• Requirements:
Skip all pictures, then print the remaining material exactly.

• Listed entries:
-------------------------

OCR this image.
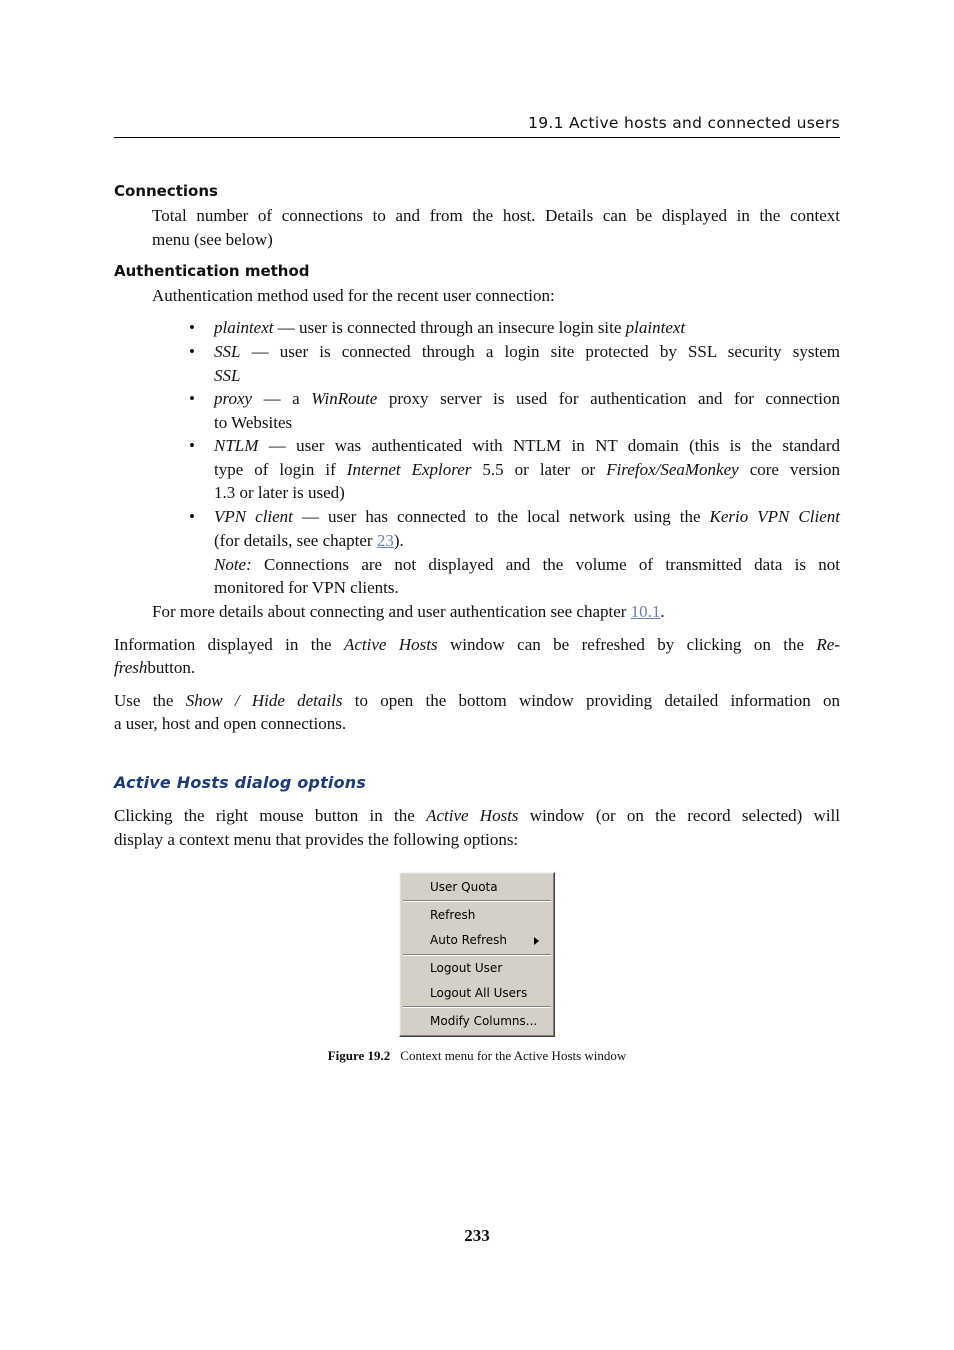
19.1 Active hosts and connected users
Connections
Total number of connections to and from the host. Details can be displayed in the context
menu (see below)
Authentication method
Authentication method used for the recent user connection:
• plaintext — user is connected through an insecure login site plaintext
• SSL — user is connected through a login site protected by SSL security system
SSL
• proxy — a WinRoute proxy server is used for authentication and for connection
to Websites
• NTLM — user was authenticated with NTLM in NT domain (this is the standard
type of login if Internet Explorer 5.5 or later or Firefox/SeaMonkey core version
1.3 or later is used)
• VPN client — user has connected to the local network using the Kerio VPN Client
(for details, see chapter 23).
Note: Connections are not displayed and the volume of transmitted data is not
monitored for VPN clients.
For more details about connecting and user authentication see chapter 10.1.
Information displayed in the Active Hosts window can be refreshed by clicking on the Re-
freshbutton.
Use the Show / Hide details to open the bottom window providing detailed information on
a user, host and open connections.
Active Hosts dialog options
Clicking the right mouse button in the Active Hosts window (or on the record selected) will
display a context menu that provides the following options:
User Quota
Refresh
Auto Refresh
Logout User
Logout All Users
Modify Columns...
Figure 19.2 Context menu for the Active Hosts window
233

-------------------------

• Full answer:
OCR this image.
19.1 Active hosts and connected users
Connections
Total number of connections to and from the host. Details can be displayed in the context
menu (see below)
Authentication method
Authentication method used for the recent user connection:
• plaintext — user is connected through an insecure login site plaintext
• SSL — user is connected through a login site protected by SSL security system
SSL
• proxy — a WinRoute proxy server is used for authentication and for connection
to Websites
• NTLM — user was authenticated with NTLM in NT domain (this is the standard
type of login if Internet Explorer 5.5 or later or Firefox/SeaMonkey core version
1.3 or later is used)
• VPN client — user has connected to the local network using the Kerio VPN Client
(for details, see chapter 23).
Note: Connections are not displayed and the volume of transmitted data is not
monitored for VPN clients.
For more details about connecting and user authentication see chapter 10.1.
Information displayed in the Active Hosts window can be refreshed by clicking on the Re-
freshbutton.
Use the Show / Hide details to open the bottom window providing detailed information on
a user, host and open connections.
Active Hosts dialog options
Clicking the right mouse button in the Active Hosts window (or on the record selected) will
display a context menu that provides the following options:
User Quota
Refresh
Auto Refresh
Logout User
Logout All Users
Modify Columns...
Figure 19.2 Context menu for the Active Hosts window
233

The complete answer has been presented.